▶ **WORK TO BE COMPLETED**: Please reproduce exactly the lines between the line holding "What's the underlying" and the line holding "What data populates", inclusive, leaving out any pictures.
++++ ENTRIES ++++
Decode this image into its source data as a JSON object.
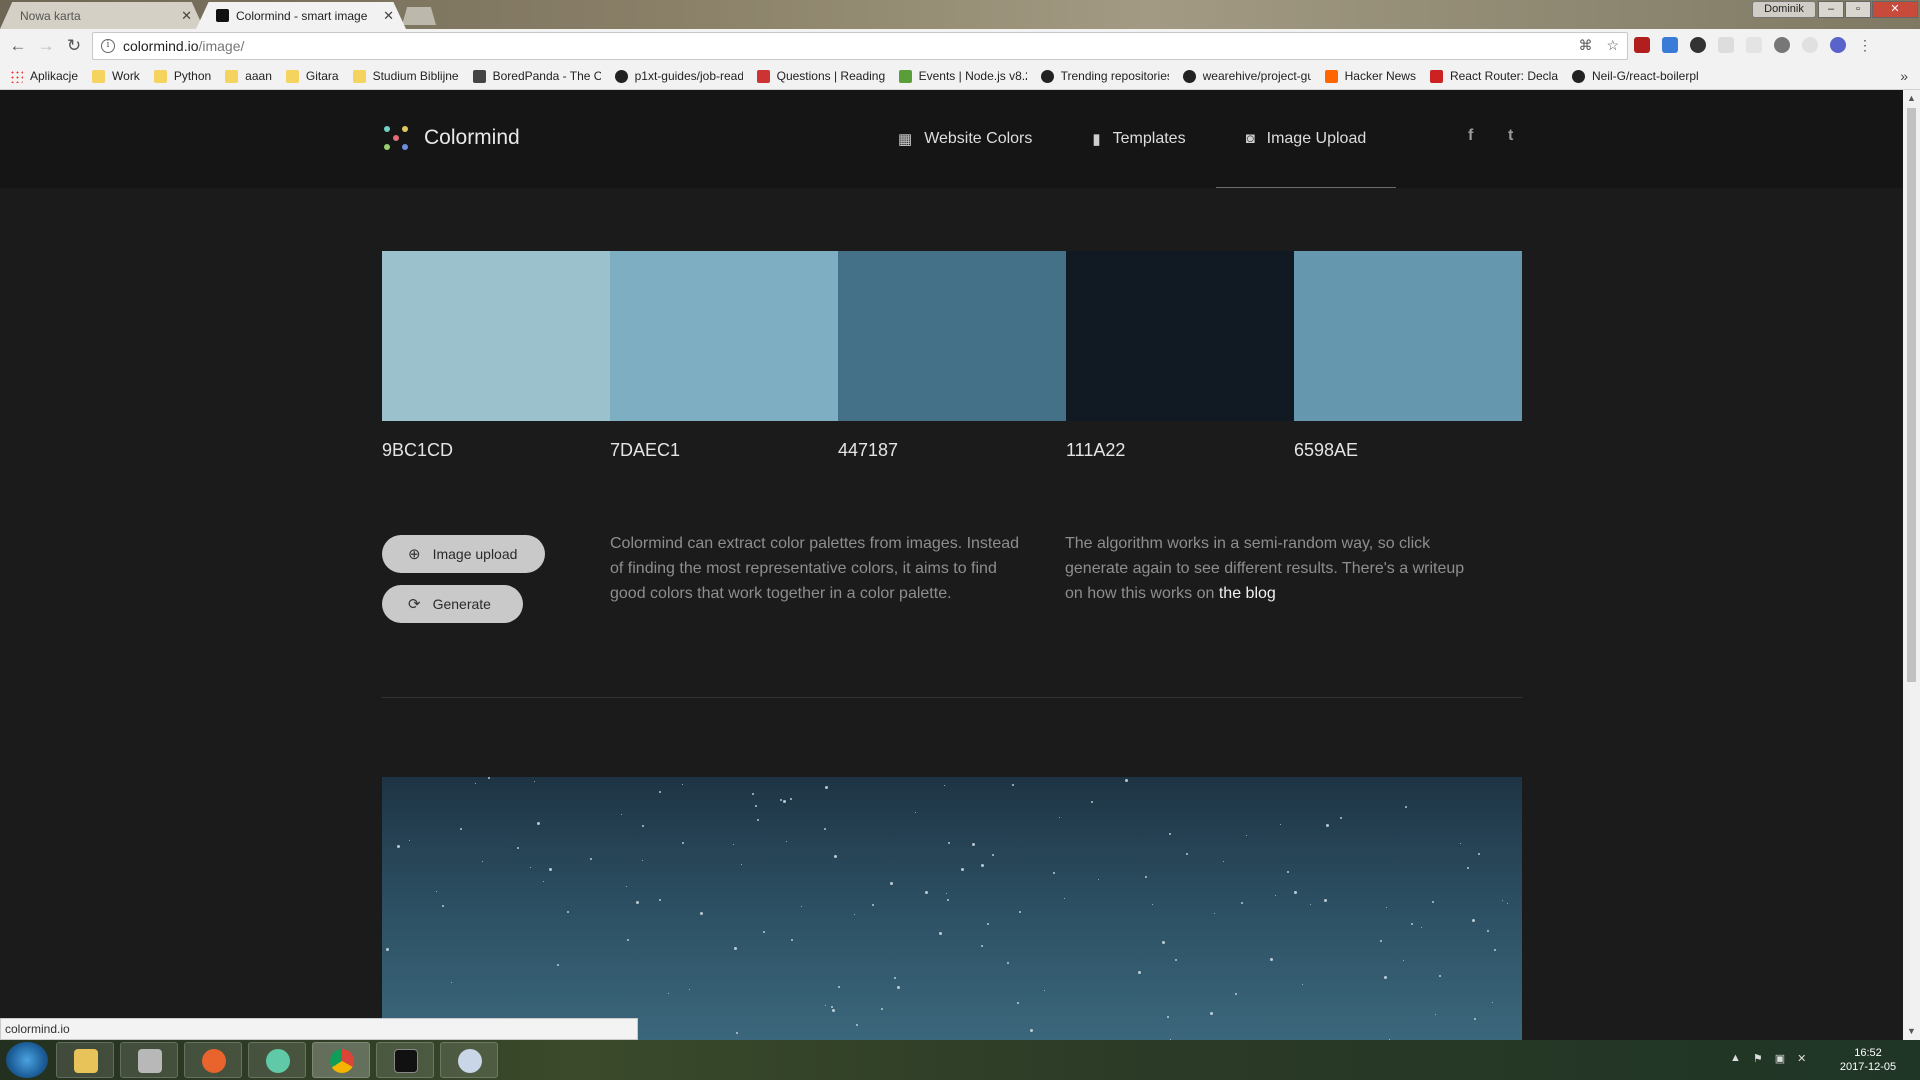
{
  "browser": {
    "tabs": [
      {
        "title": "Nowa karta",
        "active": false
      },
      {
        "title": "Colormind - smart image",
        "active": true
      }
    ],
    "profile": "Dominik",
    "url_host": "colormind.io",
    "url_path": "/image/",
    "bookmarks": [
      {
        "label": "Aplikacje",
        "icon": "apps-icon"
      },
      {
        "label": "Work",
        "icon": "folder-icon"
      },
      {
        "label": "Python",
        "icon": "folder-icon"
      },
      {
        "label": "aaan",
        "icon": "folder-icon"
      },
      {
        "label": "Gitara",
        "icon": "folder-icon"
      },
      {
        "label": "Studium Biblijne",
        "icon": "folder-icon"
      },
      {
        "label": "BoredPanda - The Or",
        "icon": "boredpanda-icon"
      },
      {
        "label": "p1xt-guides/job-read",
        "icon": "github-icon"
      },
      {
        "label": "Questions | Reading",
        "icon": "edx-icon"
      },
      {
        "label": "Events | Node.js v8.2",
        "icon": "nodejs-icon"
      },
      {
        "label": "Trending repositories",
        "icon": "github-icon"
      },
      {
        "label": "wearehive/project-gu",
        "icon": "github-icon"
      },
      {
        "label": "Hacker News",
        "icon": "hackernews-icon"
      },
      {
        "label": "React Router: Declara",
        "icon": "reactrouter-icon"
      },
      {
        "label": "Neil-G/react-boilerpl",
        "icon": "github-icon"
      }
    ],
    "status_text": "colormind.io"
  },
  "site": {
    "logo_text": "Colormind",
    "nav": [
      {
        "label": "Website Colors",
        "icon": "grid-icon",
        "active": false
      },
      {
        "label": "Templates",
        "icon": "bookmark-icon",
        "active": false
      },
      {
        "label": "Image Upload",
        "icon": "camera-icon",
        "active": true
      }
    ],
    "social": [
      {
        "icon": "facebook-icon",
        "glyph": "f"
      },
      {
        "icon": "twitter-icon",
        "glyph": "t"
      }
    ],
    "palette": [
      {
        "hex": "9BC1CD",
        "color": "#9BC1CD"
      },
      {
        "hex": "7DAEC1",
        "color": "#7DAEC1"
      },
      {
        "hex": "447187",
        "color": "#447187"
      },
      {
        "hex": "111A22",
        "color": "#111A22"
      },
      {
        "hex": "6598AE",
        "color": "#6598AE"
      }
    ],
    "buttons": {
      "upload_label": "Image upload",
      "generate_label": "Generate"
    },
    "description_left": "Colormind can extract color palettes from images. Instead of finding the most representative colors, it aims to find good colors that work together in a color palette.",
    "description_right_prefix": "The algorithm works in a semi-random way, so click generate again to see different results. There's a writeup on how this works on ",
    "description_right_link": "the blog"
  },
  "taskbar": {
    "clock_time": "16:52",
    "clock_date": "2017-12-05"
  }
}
++++
++++ ENTRIES ++++
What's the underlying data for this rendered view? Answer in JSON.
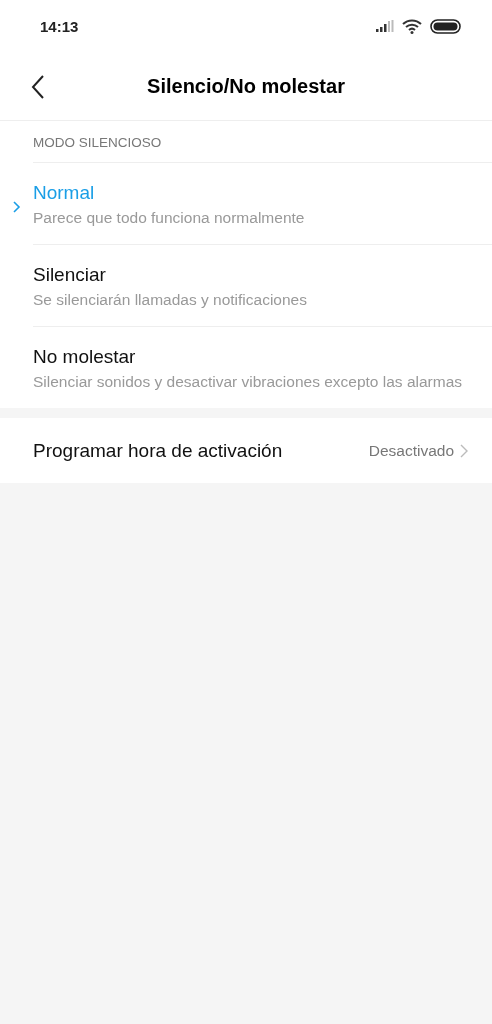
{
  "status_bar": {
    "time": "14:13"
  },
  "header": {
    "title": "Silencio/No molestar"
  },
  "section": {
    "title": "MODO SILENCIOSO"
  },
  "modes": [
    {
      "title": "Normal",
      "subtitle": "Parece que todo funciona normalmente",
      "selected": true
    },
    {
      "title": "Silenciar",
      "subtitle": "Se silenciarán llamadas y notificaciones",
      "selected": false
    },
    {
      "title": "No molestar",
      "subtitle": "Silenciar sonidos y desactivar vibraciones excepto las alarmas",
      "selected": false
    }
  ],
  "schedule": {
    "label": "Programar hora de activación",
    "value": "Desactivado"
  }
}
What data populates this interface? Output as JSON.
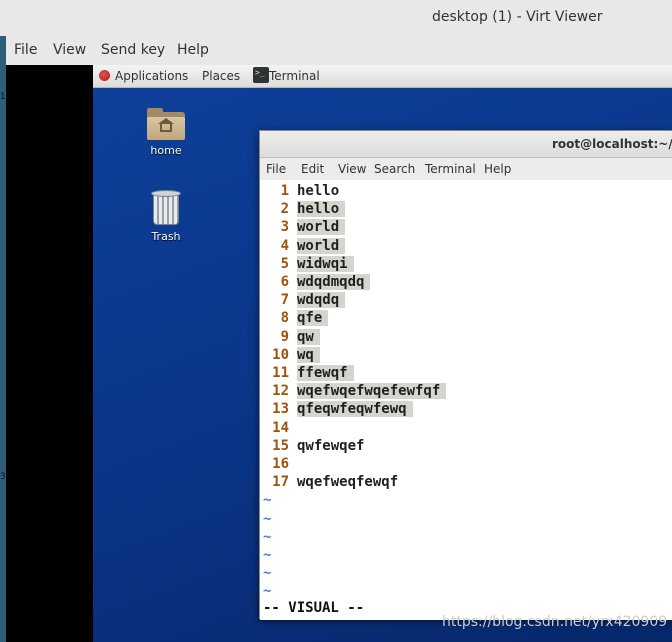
++++
▶ **RESPONSE TO THIS EXERCISE**:
What's the underlying data for this rendered view? Answer in JSON.
{
  "status_bar": {
    "time": "14:13"
  },
  "header": {
    "title": "Silencio/No molestar"
  },
  "section": {
    "title": "MODO SILENCIOSO"
  },
  "modes": [
    {
      "title": "Normal",
      "subtitle": "Parece que todo funciona normalmente",
      "selected": true
    },
    {
      "title": "Silenciar",
      "subtitle": "Se silenciarán llamadas y notificaciones",
      "selected": false
    },
    {
      "title": "No molestar",
      "subtitle": "Silenciar sonidos y desactivar vibraciones excepto las alarmas",
      "selected": false
    }
  ],
  "schedule": {
    "label": "Programar hora de activación",
    "value": "Desactivado"
  }
}
What data populates this interface? Output as JSON.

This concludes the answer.